- [Dataset content]:
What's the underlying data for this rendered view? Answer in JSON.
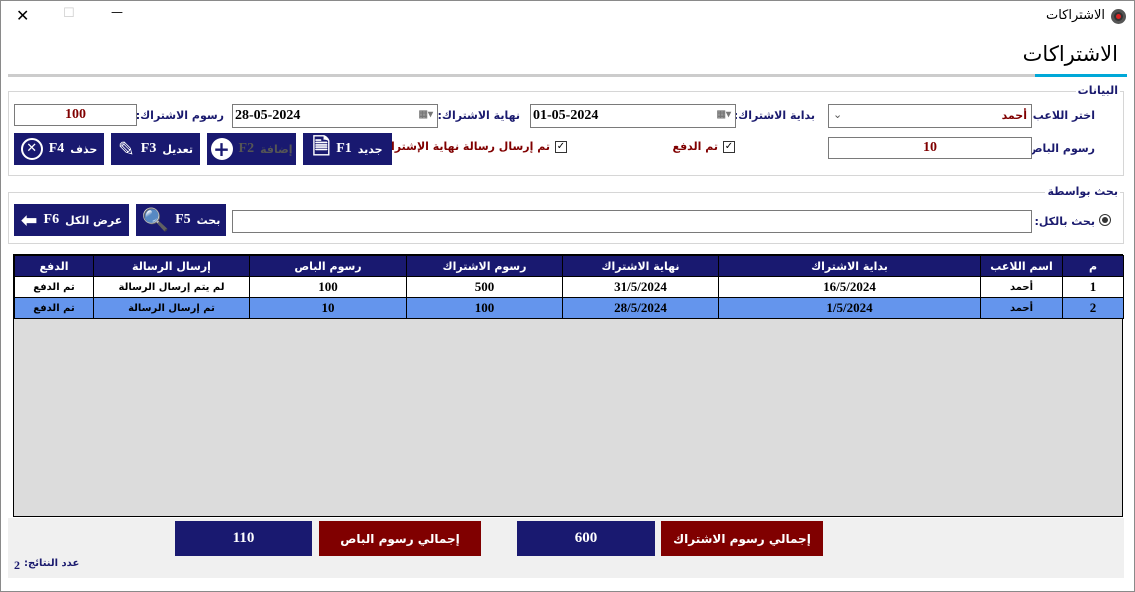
{
  "window": {
    "title": "الاشتراكات",
    "icon": "football-icon",
    "controls": {
      "close": "✕",
      "maximize": "☐",
      "minimize": "—"
    }
  },
  "header": {
    "title": "الاشتراكات",
    "accent": "#00a8d8"
  },
  "data_group": {
    "title": "البيانات",
    "player_label": "اختر اللاعب:",
    "player_value": "أحمد",
    "start_label": "بداية الاشتراك:",
    "start_value": "01-05-2024",
    "end_label": "نهاية الاشتراك:",
    "end_value": "28-05-2024",
    "sub_fee_label": "رسوم الاشتراك:",
    "sub_fee_value": "100",
    "bus_fee_label": "رسوم الباص:",
    "bus_fee_value": "10",
    "paid_label": "تم الدفع",
    "paid_checked": true,
    "msg_label": "تم إرسال رسالة نهاية الإشتراك",
    "msg_checked": true,
    "buttons": {
      "new": "جديد",
      "new_key": "F1",
      "add": "إضافة",
      "add_key": "F2",
      "edit": "تعديل",
      "edit_key": "F3",
      "delete": "حذف",
      "delete_key": "F4"
    }
  },
  "search_group": {
    "title": "بحث بواسطة",
    "radio_label": "بحث بالكل:",
    "search_value": "",
    "search_btn": "بحث",
    "search_key": "F5",
    "show_all_btn": "عرض الكل",
    "show_all_key": "F6"
  },
  "table": {
    "columns": [
      "م",
      "اسم اللاعب",
      "بداية الاشتراك",
      "نهاية الاشتراك",
      "رسوم الاشتراك",
      "رسوم الباص",
      "إرسال الرسالة",
      "الدفع"
    ],
    "rows": [
      [
        "1",
        "أحمد",
        "16/5/2024",
        "31/5/2024",
        "500",
        "100",
        "لم يتم إرسال الرسالة",
        "تم الدفع"
      ],
      [
        "2",
        "أحمد",
        "1/5/2024",
        "28/5/2024",
        "100",
        "10",
        "تم إرسال الرسالة",
        "تم الدفع"
      ]
    ],
    "selected_row": 2
  },
  "totals": {
    "sub_label": "إجمالي رسوم الاشتراك",
    "sub_value": "600",
    "bus_label": "إجمالي رسوم الباص",
    "bus_value": "110",
    "count_label": "عدد النتائج:",
    "count_value": "2"
  },
  "colors": {
    "navy": "#191970",
    "maroon": "#800000",
    "selected": "#6495ed"
  }
}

- [What the task asks]:
Output, exactly, all the records above; include no pictures.

- [Problem solution]:
What's the underlying data for this rendered view? Answer in JSON.
{
  "window": {
    "title": "الاشتراكات",
    "icon": "football-icon",
    "controls": {
      "close": "✕",
      "maximize": "☐",
      "minimize": "—"
    }
  },
  "header": {
    "title": "الاشتراكات",
    "accent": "#00a8d8"
  },
  "data_group": {
    "title": "البيانات",
    "player_label": "اختر اللاعب:",
    "player_value": "أحمد",
    "start_label": "بداية الاشتراك:",
    "start_value": "01-05-2024",
    "end_label": "نهاية الاشتراك:",
    "end_value": "28-05-2024",
    "sub_fee_label": "رسوم الاشتراك:",
    "sub_fee_value": "100",
    "bus_fee_label": "رسوم الباص:",
    "bus_fee_value": "10",
    "paid_label": "تم الدفع",
    "paid_checked": true,
    "msg_label": "تم إرسال رسالة نهاية الإشتراك",
    "msg_checked": true,
    "buttons": {
      "new": "جديد",
      "new_key": "F1",
      "add": "إضافة",
      "add_key": "F2",
      "edit": "تعديل",
      "edit_key": "F3",
      "delete": "حذف",
      "delete_key": "F4"
    }
  },
  "search_group": {
    "title": "بحث بواسطة",
    "radio_label": "بحث بالكل:",
    "search_value": "",
    "search_btn": "بحث",
    "search_key": "F5",
    "show_all_btn": "عرض الكل",
    "show_all_key": "F6"
  },
  "table": {
    "columns": [
      "م",
      "اسم اللاعب",
      "بداية الاشتراك",
      "نهاية الاشتراك",
      "رسوم الاشتراك",
      "رسوم الباص",
      "إرسال الرسالة",
      "الدفع"
    ],
    "rows": [
      [
        "1",
        "أحمد",
        "16/5/2024",
        "31/5/2024",
        "500",
        "100",
        "لم يتم إرسال الرسالة",
        "تم الدفع"
      ],
      [
        "2",
        "أحمد",
        "1/5/2024",
        "28/5/2024",
        "100",
        "10",
        "تم إرسال الرسالة",
        "تم الدفع"
      ]
    ],
    "selected_row": 2
  },
  "totals": {
    "sub_label": "إجمالي رسوم الاشتراك",
    "sub_value": "600",
    "bus_label": "إجمالي رسوم الباص",
    "bus_value": "110",
    "count_label": "عدد النتائج:",
    "count_value": "2"
  },
  "colors": {
    "navy": "#191970",
    "maroon": "#800000",
    "selected": "#6495ed"
  }
}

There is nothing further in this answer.